[Start of Data provided]

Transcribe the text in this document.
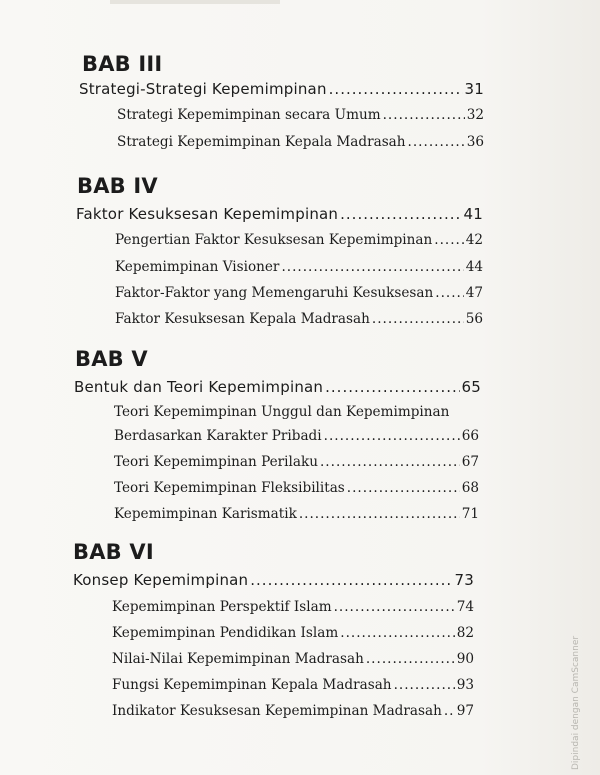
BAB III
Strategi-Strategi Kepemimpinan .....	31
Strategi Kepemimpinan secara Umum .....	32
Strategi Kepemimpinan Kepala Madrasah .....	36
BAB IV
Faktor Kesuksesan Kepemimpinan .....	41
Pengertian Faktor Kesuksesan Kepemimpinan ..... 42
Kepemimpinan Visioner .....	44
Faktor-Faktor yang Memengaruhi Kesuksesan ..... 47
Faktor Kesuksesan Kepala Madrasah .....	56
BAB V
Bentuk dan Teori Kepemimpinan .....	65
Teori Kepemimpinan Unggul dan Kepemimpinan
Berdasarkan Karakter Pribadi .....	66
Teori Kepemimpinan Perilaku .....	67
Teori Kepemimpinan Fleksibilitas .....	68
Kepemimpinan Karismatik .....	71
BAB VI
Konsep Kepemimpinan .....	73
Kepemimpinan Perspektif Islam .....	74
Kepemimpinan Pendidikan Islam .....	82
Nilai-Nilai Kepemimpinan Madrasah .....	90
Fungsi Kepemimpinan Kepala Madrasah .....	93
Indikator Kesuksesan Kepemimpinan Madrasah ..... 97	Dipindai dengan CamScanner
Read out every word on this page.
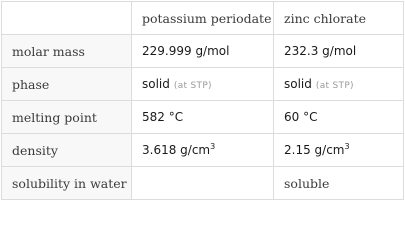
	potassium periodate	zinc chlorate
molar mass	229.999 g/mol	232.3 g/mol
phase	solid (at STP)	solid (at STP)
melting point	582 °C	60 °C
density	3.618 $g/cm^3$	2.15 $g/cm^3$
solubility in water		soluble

[End of Data provided]
[Start of Data provided]

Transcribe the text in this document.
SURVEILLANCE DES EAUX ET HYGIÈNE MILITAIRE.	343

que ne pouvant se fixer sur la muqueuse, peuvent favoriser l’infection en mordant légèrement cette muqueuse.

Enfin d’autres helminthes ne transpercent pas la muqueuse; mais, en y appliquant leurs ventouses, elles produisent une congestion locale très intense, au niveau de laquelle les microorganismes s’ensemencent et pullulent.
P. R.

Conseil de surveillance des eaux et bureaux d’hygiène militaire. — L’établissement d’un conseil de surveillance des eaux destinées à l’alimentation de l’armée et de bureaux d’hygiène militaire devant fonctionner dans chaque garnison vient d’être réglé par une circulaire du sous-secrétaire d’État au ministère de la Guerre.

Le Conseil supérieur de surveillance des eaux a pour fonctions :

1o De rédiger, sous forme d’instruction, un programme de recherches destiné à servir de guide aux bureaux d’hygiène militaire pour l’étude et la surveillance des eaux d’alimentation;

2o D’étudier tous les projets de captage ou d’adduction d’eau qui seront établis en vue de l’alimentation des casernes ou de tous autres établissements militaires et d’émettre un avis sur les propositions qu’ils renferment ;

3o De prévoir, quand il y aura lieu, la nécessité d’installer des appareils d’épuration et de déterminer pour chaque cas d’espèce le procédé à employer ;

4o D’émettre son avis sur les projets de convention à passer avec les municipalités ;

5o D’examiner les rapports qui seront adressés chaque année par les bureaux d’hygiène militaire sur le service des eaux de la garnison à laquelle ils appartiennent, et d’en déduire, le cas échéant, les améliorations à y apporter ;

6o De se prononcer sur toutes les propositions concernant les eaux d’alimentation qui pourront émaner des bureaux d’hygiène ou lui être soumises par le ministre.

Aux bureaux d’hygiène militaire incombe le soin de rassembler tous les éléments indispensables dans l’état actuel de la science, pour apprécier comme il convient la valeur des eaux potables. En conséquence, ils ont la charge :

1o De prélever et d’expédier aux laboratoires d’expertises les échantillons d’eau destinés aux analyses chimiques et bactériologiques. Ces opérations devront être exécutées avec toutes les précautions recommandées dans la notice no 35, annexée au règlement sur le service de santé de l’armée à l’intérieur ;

[End of Data provided]

### What needs to be done
Gather all lines from the listing above in which "Islam" occurs.

### Problem solution
Kepemimpinan Perspektif Islam .....	74
Kepemimpinan Pendidikan Islam .....	82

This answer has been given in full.